Aim of the exercise: The records should be written out in full, with nothing altered.

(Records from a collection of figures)
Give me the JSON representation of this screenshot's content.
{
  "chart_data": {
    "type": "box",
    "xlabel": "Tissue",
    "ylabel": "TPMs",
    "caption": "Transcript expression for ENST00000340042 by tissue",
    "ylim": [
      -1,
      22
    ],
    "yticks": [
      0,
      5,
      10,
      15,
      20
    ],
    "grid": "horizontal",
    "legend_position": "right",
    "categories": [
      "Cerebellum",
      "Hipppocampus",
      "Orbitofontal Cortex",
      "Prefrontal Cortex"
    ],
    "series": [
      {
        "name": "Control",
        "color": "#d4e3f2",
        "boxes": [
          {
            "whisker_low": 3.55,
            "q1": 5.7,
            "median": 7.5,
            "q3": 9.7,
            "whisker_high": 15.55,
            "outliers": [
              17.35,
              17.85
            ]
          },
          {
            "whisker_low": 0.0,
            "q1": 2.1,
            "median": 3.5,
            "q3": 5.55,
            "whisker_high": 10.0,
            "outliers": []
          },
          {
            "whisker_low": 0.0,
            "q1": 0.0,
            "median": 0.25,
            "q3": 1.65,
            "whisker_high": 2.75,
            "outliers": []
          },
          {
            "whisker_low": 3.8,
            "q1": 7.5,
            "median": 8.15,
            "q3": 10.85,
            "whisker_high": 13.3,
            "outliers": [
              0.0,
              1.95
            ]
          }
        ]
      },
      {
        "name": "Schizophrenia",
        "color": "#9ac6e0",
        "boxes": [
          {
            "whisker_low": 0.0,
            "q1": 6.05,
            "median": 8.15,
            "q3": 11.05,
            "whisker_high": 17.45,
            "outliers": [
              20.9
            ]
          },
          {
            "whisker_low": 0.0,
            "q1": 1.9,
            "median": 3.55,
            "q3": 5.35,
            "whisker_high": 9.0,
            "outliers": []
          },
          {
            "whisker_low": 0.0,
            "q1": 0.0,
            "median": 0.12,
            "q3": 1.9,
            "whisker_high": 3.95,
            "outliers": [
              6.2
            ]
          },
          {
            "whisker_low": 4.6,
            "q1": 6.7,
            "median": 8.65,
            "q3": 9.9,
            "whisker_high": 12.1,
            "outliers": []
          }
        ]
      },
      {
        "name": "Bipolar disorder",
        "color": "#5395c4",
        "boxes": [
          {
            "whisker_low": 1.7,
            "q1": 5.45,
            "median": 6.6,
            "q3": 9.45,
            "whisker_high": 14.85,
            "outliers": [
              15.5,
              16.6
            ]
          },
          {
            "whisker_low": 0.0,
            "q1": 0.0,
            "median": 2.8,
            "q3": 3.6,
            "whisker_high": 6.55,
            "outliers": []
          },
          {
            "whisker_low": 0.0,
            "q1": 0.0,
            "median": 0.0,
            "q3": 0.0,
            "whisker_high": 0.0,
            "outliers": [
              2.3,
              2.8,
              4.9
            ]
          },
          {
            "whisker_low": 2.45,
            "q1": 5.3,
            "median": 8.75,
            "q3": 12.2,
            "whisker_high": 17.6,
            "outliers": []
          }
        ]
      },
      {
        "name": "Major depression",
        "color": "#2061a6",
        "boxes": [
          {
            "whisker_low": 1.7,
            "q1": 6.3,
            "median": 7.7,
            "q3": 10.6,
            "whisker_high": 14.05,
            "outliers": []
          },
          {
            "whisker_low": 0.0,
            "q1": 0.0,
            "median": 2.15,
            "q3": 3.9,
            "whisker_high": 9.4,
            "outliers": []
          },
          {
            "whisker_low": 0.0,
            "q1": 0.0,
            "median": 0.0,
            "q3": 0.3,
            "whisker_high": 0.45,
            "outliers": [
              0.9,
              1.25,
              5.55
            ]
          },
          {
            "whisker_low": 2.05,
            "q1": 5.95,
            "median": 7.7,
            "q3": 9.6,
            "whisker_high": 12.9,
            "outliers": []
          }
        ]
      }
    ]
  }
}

Result of this exercise:
Give me the JSON representation of this screenshot's content.
{
  "chart_data": {
    "type": "box",
    "xlabel": "Tissue",
    "ylabel": "TPMs",
    "caption": "Transcript expression for ENST00000340042 by tissue",
    "ylim": [
      -1,
      22
    ],
    "yticks": [
      0,
      5,
      10,
      15,
      20
    ],
    "grid": "horizontal",
    "legend_position": "right",
    "categories": [
      "Cerebellum",
      "Hipppocampus",
      "Orbitofontal Cortex",
      "Prefrontal Cortex"
    ],
    "series": [
      {
        "name": "Control",
        "color": "#d4e3f2",
        "boxes": [
          {
            "whisker_low": 3.55,
            "q1": 5.7,
            "median": 7.5,
            "q3": 9.7,
            "whisker_high": 15.55,
            "outliers": [
              17.35,
              17.85
            ]
          },
          {
            "whisker_low": 0.0,
            "q1": 2.1,
            "median": 3.5,
            "q3": 5.55,
            "whisker_high": 10.0,
            "outliers": []
          },
          {
            "whisker_low": 0.0,
            "q1": 0.0,
            "median": 0.25,
            "q3": 1.65,
            "whisker_high": 2.75,
            "outliers": []
          },
          {
            "whisker_low": 3.8,
            "q1": 7.5,
            "median": 8.15,
            "q3": 10.85,
            "whisker_high": 13.3,
            "outliers": [
              0.0,
              1.95
            ]
          }
        ]
      },
      {
        "name": "Schizophrenia",
        "color": "#9ac6e0",
        "boxes": [
          {
            "whisker_low": 0.0,
            "q1": 6.05,
            "median": 8.15,
            "q3": 11.05,
            "whisker_high": 17.45,
            "outliers": [
              20.9
            ]
          },
          {
            "whisker_low": 0.0,
            "q1": 1.9,
            "median": 3.55,
            "q3": 5.35,
            "whisker_high": 9.0,
            "outliers": []
          },
          {
            "whisker_low": 0.0,
            "q1": 0.0,
            "median": 0.12,
            "q3": 1.9,
            "whisker_high": 3.95,
            "outliers": [
              6.2
            ]
          },
          {
            "whisker_low": 4.6,
            "q1": 6.7,
            "median": 8.65,
            "q3": 9.9,
            "whisker_high": 12.1,
            "outliers": []
          }
        ]
      },
      {
        "name": "Bipolar disorder",
        "color": "#5395c4",
        "boxes": [
          {
            "whisker_low": 1.7,
            "q1": 5.45,
            "median": 6.6,
            "q3": 9.45,
            "whisker_high": 14.85,
            "outliers": [
              15.5,
              16.6
            ]
          },
          {
            "whisker_low": 0.0,
            "q1": 0.0,
            "median": 2.8,
            "q3": 3.6,
            "whisker_high": 6.55,
            "outliers": []
          },
          {
            "whisker_low": 0.0,
            "q1": 0.0,
            "median": 0.0,
            "q3": 0.0,
            "whisker_high": 0.0,
            "outliers": [
              2.3,
              2.8,
              4.9
            ]
          },
          {
            "whisker_low": 2.45,
            "q1": 5.3,
            "median": 8.75,
            "q3": 12.2,
            "whisker_high": 17.6,
            "outliers": []
          }
        ]
      },
      {
        "name": "Major depression",
        "color": "#2061a6",
        "boxes": [
          {
            "whisker_low": 1.7,
            "q1": 6.3,
            "median": 7.7,
            "q3": 10.6,
            "whisker_high": 14.05,
            "outliers": []
          },
          {
            "whisker_low": 0.0,
            "q1": 0.0,
            "median": 2.15,
            "q3": 3.9,
            "whisker_high": 9.4,
            "outliers": []
          },
          {
            "whisker_low": 0.0,
            "q1": 0.0,
            "median": 0.0,
            "q3": 0.3,
            "whisker_high": 0.45,
            "outliers": [
              0.9,
              1.25,
              5.55
            ]
          },
          {
            "whisker_low": 2.05,
            "q1": 5.95,
            "median": 7.7,
            "q3": 9.6,
            "whisker_high": 12.9,
            "outliers": []
          }
        ]
      }
    ]
  }
}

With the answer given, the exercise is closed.